TASK TO COMPLETE: Find every line in the records below that holds the word "requerir" and copy it.

================

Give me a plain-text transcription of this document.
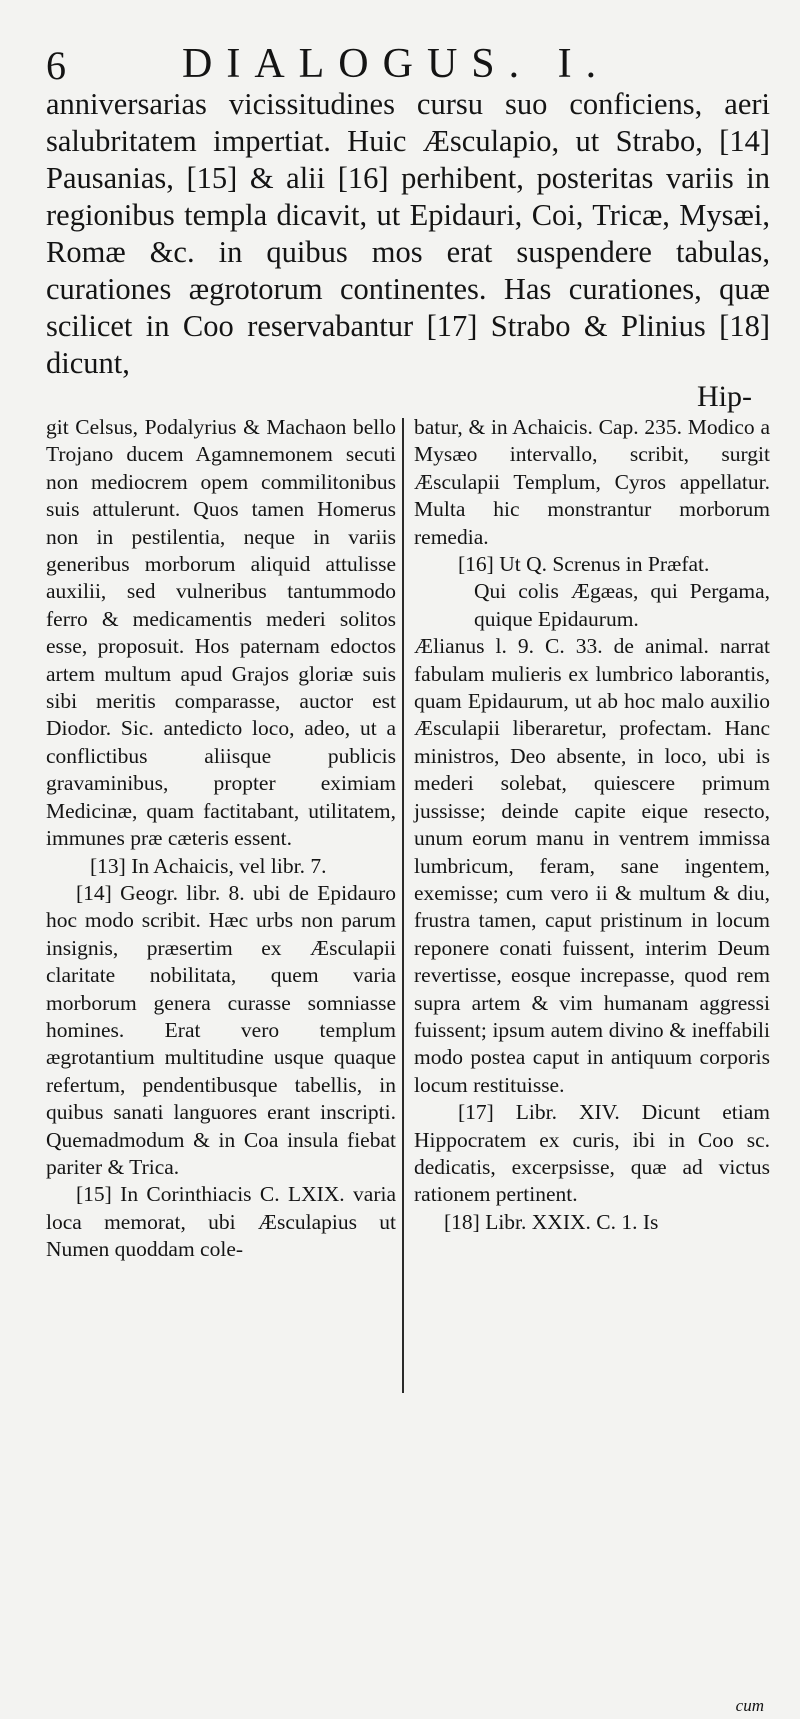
6	DIALOGUS. I.

anniversarias vicissitudines cursu suo conficiens, aeri salubritatem impertiat. Huic Æsculapio, ut Strabo, [14] Pausanias, [15] & alii [16] perhibent, posteritas variis in regionibus templa dicavit, ut Epidauri, Coi, Tricæ, Mysæi, Romæ &c. in quibus mos erat suspendere tabulas, curationes ægrotorum continentes. Has curationes, quæ scilicet in Coo reservabantur [17] Strabo & Plinius [18] dicunt,

Hip-

git Celsus, Podalyrius & Machaon bello Trojano ducem Agamnemonem secuti non mediocrem opem commilitonibus suis attulerunt. Quos tamen Homerus non in pestilentia, neque in variis generibus morborum aliquid attulisse auxilii, sed vulneribus tantummodo ferro & medicamentis mederi solitos esse, proposuit. Hos paternam edoctos artem multum apud Grajos gloriæ suis sibi meritis comparasse, auctor est Diodor. Sic. antedicto loco, adeo, ut a conflictibus aliisque publicis gravaminibus, propter eximiam Medicinæ, quam factitabant, utilitatem, immunes præ cæteris essent.

[13] In Achaicis, vel libr. 7.

[14] Geogr. libr. 8. ubi de Epidauro hoc modo scribit. Hæc urbs non parum insignis, præsertim ex Æsculapii claritate nobilitata, quem varia morborum genera curasse somniasse homines. Erat vero templum ægrotantium multitudine usque quaque refertum, pendentibusque tabellis, in quibus sanati languores erant inscripti. Quemadmodum & in Coa insula fiebat pariter & Trica.

[15] In Corinthiacis C. LXIX. varia loca memorat, ubi Æsculapius ut Numen quoddam cole-

batur, & in Achaicis. Cap. 235. Modico a Mysæo intervallo, scribit, surgit Æsculapii Templum, Cyros appellatur. Multa hic monstrantur morborum remedia.

[16] Ut Q. Screnus in Præfat.

Qui colis Ægæas, qui Pergama, quique Epidaurum.

Ælianus l. 9. C. 33. de animal. narrat fabulam mulieris ex lumbrico laborantis, quam Epidaurum, ut ab hoc malo auxilio Æsculapii liberaretur, profectam. Hanc ministros, Deo absente, in loco, ubi is mederi solebat, quiescere primum jussisse; deinde capite eique resecto, unum eorum manu in ventrem immissa lumbricum, feram, sane ingentem, exemisse; cum vero ii & multum & diu, frustra tamen, caput pristinum in locum reponere conati fuissent, interim Deum revertisse, eosque increpasse, quod rem supra artem & vim humanam aggressi fuissent; ipsum autem divino & ineffabili modo postea caput in antiquum corporis locum restituisse.

[17] Libr. XIV. Dicunt etiam Hippocratem ex curis, ibi in Coo sc. dedicatis, excerpsisse, quæ ad victus rationem pertinent.

[18] Libr. XXIX. C. 1. Is

cum
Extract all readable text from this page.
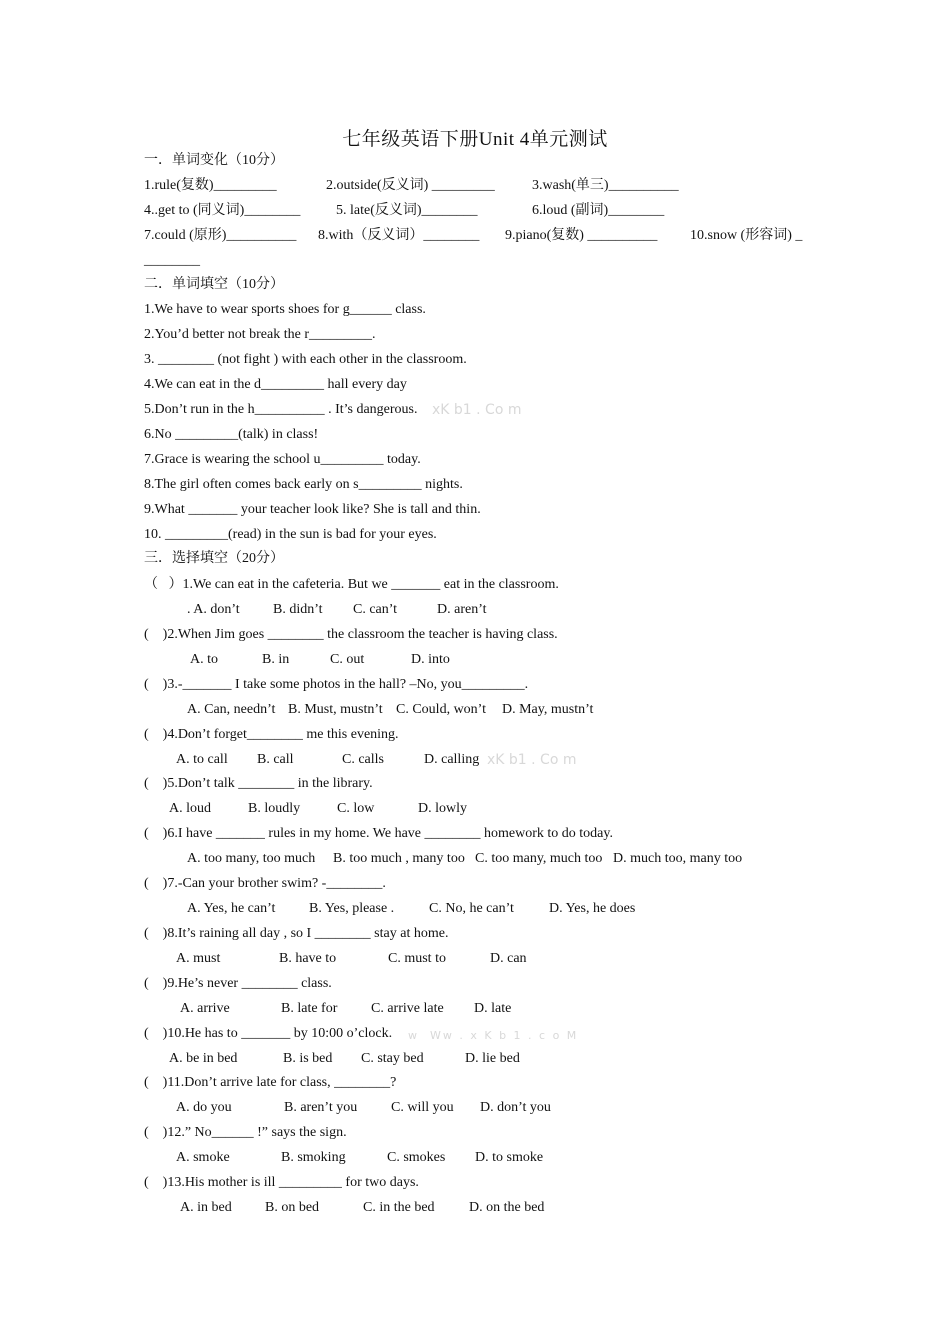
七年级英语下册Unit 4单元测试
一．单词变化（10分）
1.rule(复数)_________	2.outside(反义词) _________	3.wash(单三)__________
4..get to (同义词)________	5. late(反义词)________	6.loud (副词)________
7.could (原形)__________ 8.with（反义词）________ 9.piano(复数) __________ 10.snow (形容词) _
________
二．单词填空（10分）
1.We have to wear sports shoes for g______ class.
2.You’d better not break the r_________.
3. ________ (not fight ) with each other in the classroom.
4.We can eat in the d_________ hall every day
5.Don’t run in the h__________ . It’s dangerous. xK b1 . Co m
6.No _________(talk) in class!
7.Grace is wearing the school u_________ today.
8.The girl often comes back early on s_________ nights.
9.What _______ your teacher look like? She is tall and thin.
10. _________(read) in the sun is bad for your eyes.
三．选择填空（20分）
（   ）1.We can eat in the cafeteria. But we _______ eat in the classroom.
. A. don’t B. didn’t C. can’t	D. aren’t
(    )2.When Jim goes ________ the classroom the teacher is having class.
A. to	B. in	C. out	D. into
(    )3.-_______ I take some photos in the hall? –No, you_________.
A. Can, needn’t B. Must, mustn’t C. Could, won’t D. May, mustn’t
(    )4.Don’t forget________ me this evening.
A. to call B. call	C. calls	D. calling xK b1 . Co m
(    )5.Don’t talk ________ in the library.
A. loud	B. loudly	C. low	D. lowly
(    )6.I have _______ rules in my home. We have ________ homework to do today.
A. too many, too much B. too much , many too C. too many, much too D. much too, many too
(    )7.-Can your brother swim? -________.
A. Yes, he can’t B. Yes, please . C. No, he can’t	D. Yes, he does
(    )8.It’s raining all day , so I ________ stay at home.
A. must	B. have to	C. must to	D. can
(    )9.He’s never ________ class.
A. arrive	B. late for C. arrive late D. late
(    )10.He has to _______ by 10:00 o’clock. w  Ww . x K b 1 . c o M
A. be in bed	B. is bed C. stay bed	D. lie bed
(    )11.Don’t arrive late for class, ________?
A. do you	B. aren’t you C. will you D. don’t you
(    )12.” No______ !” says the sign.
A. smoke	B. smoking	C. smokes D. to smoke
(    )13.His mother is ill _________ for two days.
A. in bed B. on bed	C. in the bed D. on the bed
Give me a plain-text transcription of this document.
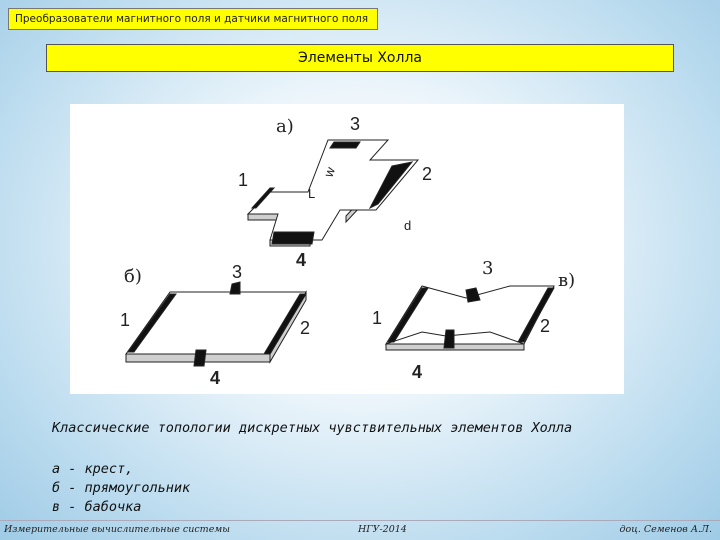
Преобразователи магнитного поля и датчики магнитного поля
Элементы Холла
а)	3
1	2
4
w
L
d
б)	3
1	2
4
в)
3
1	2
4
Классические топологии дискретных чувствительных элементов Холла
а - крест,
б - прямоугольник
в - бабочка
Измерительные вычислительные системы	НГУ-2014	доц. Семенов А.Л.
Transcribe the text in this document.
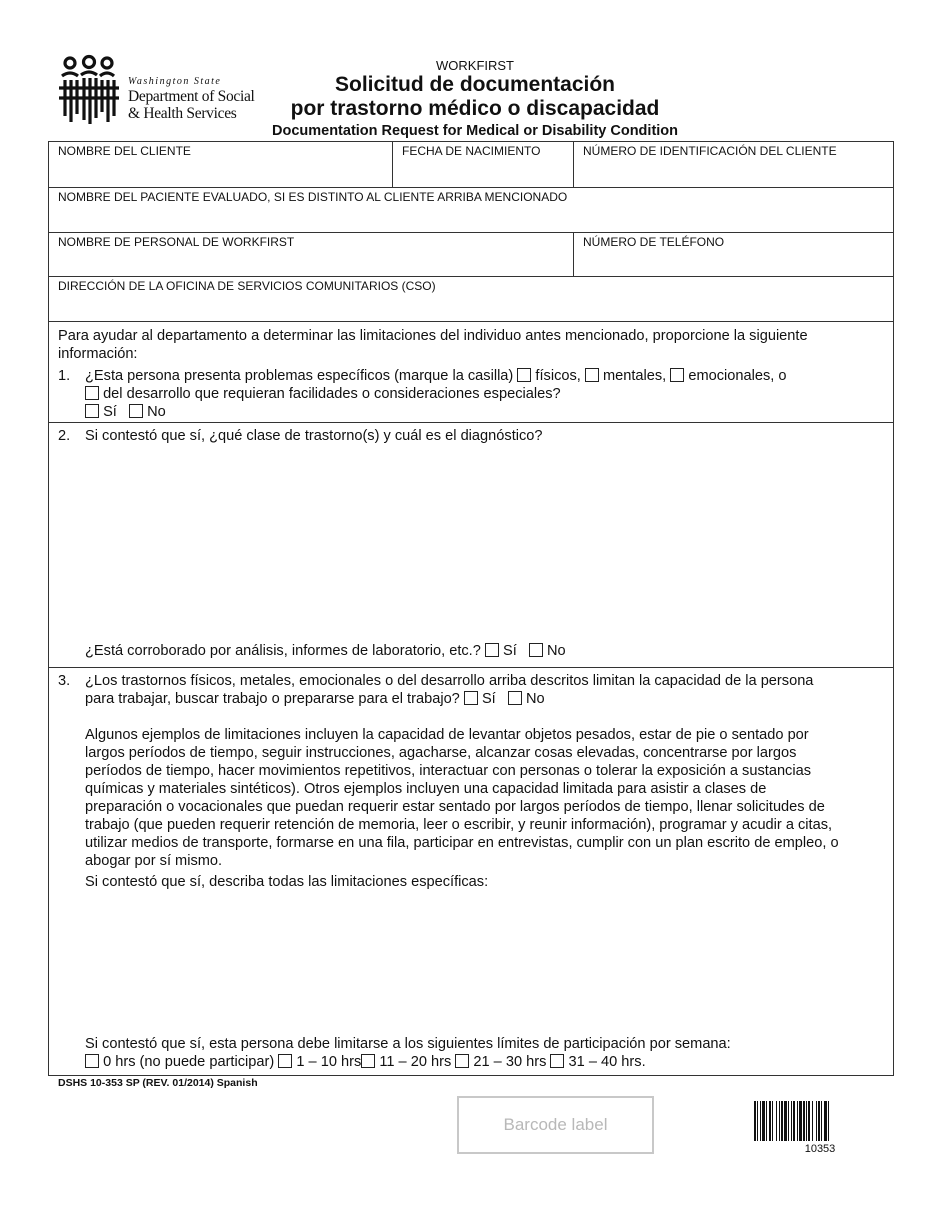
Washington State
Department of Social
& Health Services
WORKFIRST
Solicitud de documentación
por trastorno médico o discapacidad
Documentation Request for Medical or Disability Condition
NOMBRE DEL CLIENTE	FECHA DE NACIMIENTO	NÚMERO DE IDENTIFICACIÓN DEL CLIENTE
NOMBRE DEL PACIENTE EVALUADO, SI ES DISTINTO AL CLIENTE ARRIBA MENCIONADO
NOMBRE DE PERSONAL DE WORKFIRST	NÚMERO DE TELÉFONO
DIRECCIÓN DE LA OFICINA DE SERVICIOS COMUNITARIOS (CSO)
Para ayudar al departamento a determinar las limitaciones del individuo antes mencionado, proporcione la siguiente
información:
1. ¿Esta persona presenta problemas específicos (marque la casilla) físicos, mentales, emocionales, o
del desarrollo que requieran facilidades o consideraciones especiales?
Sí No
2. Si contestó que sí, ¿qué clase de trastorno(s) y cuál es el diagnóstico?
¿Está corroborado por análisis, informes de laboratorio, etc.? Sí No
3. ¿Los trastornos físicos, metales, emocionales o del desarrollo arriba descritos limitan la capacidad de la persona
para trabajar, buscar trabajo o prepararse para el trabajo? Sí No
Algunos ejemplos de limitaciones incluyen la capacidad de levantar objetos pesados, estar de pie o sentado por
largos períodos de tiempo, seguir instrucciones, agacharse, alcanzar cosas elevadas, concentrarse por largos
períodos de tiempo, hacer movimientos repetitivos, interactuar con personas o tolerar la exposición a sustancias
químicas y materiales sintéticos). Otros ejemplos incluyen una capacidad limitada para asistir a clases de
preparación o vocacionales que puedan requerir estar sentado por largos períodos de tiempo, llenar solicitudes de
trabajo (que pueden requerir retención de memoria, leer o escribir, y reunir información), programar y acudir a citas,
utilizar medios de transporte, formarse en una fila, participar en entrevistas, cumplir con un plan escrito de empleo, o
abogar por sí mismo.
Si contestó que sí, describa todas las limitaciones específicas:
Si contestó que sí, esta persona debe limitarse a los siguientes límites de participación por semana:
0 hrs (no puede participar) 1 – 10 hrs 11 – 20 hrs 21 – 30 hrs 31 – 40 hrs.
DSHS 10-353 SP (REV. 01/2014) Spanish
Barcode label
10353
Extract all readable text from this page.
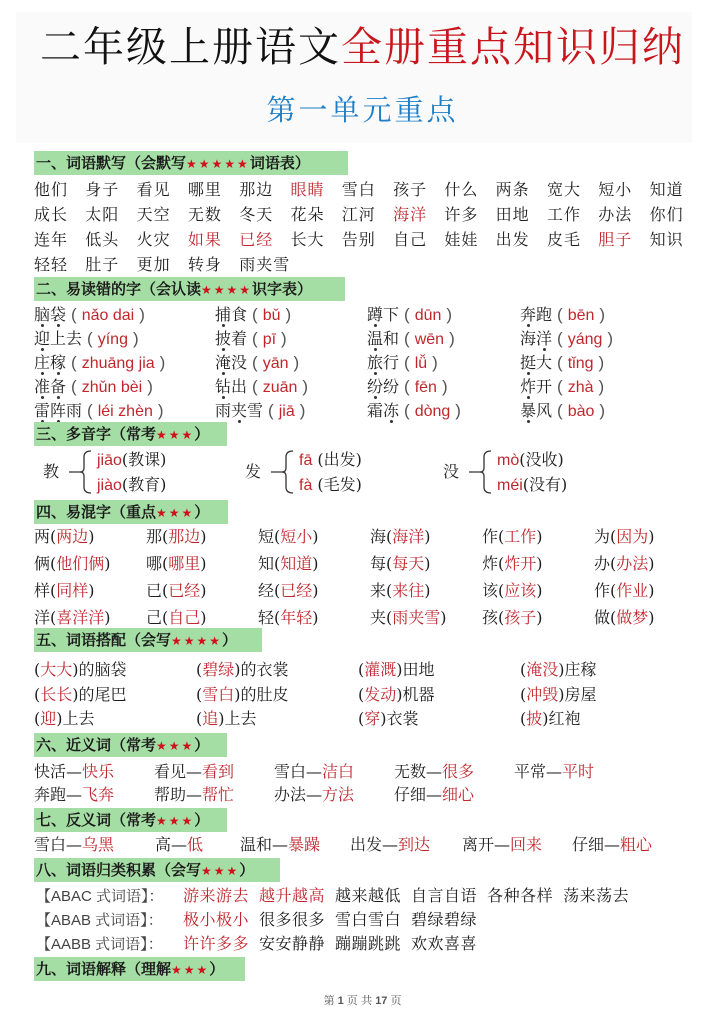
二年级上册语文全册重点知识归纳
第一单元重点
一、词语默写（会默写★★★★★词语表）
他们	身子	看见	哪里	那边	眼睛	雪白	孩子	什么	两条	宽大	短小	知道
成长	太阳	天空	无数	冬天	花朵	江河	海洋	许多	田地	工作	办法	你们
连年	低头	火灾	如果	已经	长大	告别	自己	娃娃	出发	皮毛	胆子	知识
轻轻	肚子	更加	转身	雨夹雪
二、易读错的字（会认读★★★★识字表）
脑袋 ( nǎo dai )	捕食 ( bǔ )	蹲下 ( dūn )	奔跑 ( bēn )
迎上去 ( yíng )	披着 ( pī )	温和 ( wēn )	海洋 ( yáng )
庄稼 ( zhuāng jia )	淹没 ( yān )	旅行 ( lǚ )	挺大 ( tǐng )
准备 ( zhǔn bèi )	钻出 ( zuān )	纷纷 ( fēn )	炸开 ( zhà )
雷阵雨 ( léi zhèn )	雨夹雪 ( jiā )	霜冻 ( dòng )	暴风 ( bào )
三、多音字（常考★★★）
教
jiāo(教课)
jiào(教育)
发
fā (出发)
fà (毛发)
没
mò(没收)
méi(没有)
四、易混字（重点★★★）
两(两边)	那(那边)	短(短小)	海(海洋)	作(工作)	为(因为)
俩(他们俩)	哪(哪里)	知(知道)	每(每天)	炸(炸开)	办(办法)
样(同样)	已(已经)	经(已经)	来(来往)	该(应该)	作(作业)
洋(喜洋洋)	己(自己)	轻(年轻)	夹(雨夹雪)	孩(孩子)	做(做梦)
五、词语搭配（会写★★★★）
(大大)的脑袋	(碧绿)的衣裳	(灌溉)田地	(淹没)庄稼
(长长)的尾巴	(雪白)的肚皮	(发动)机器	(冲毁)房屋
(迎)上去	(追)上去	(穿)衣裳	(披)红袍
六、近义词（常考★★★）
快活—快乐	看见—看到	雪白—洁白	无数—很多	平常—平时
奔跑—飞奔	帮助—帮忙	办法—方法	仔细—细心
七、反义词（常考★★★）
雪白—乌黑	高—低 温和—暴躁 出发—到达 离开—回来 仔细—粗心
八、词语归类积累（会写★★★）
【ABAC 式词语】： 游来游去 越升越高 越来越低 自言自语 各种各样 荡来荡去
【ABAB 式词语】： 极小极小 很多很多 雪白雪白 碧绿碧绿
【AABB 式词语】： 许许多多 安安静静 蹦蹦跳跳 欢欢喜喜
九、词语解释（理解★★★）
第 1 页 共 17 页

================

TASK RESPONSE:
preparación o vocacionales que puedan requerir estar sentado por largos períodos de tiempo, llenar solicitudes de
trabajo (que pueden requerir retención de memoria, leer o escribir, y reunir información), programar y acudir a citas,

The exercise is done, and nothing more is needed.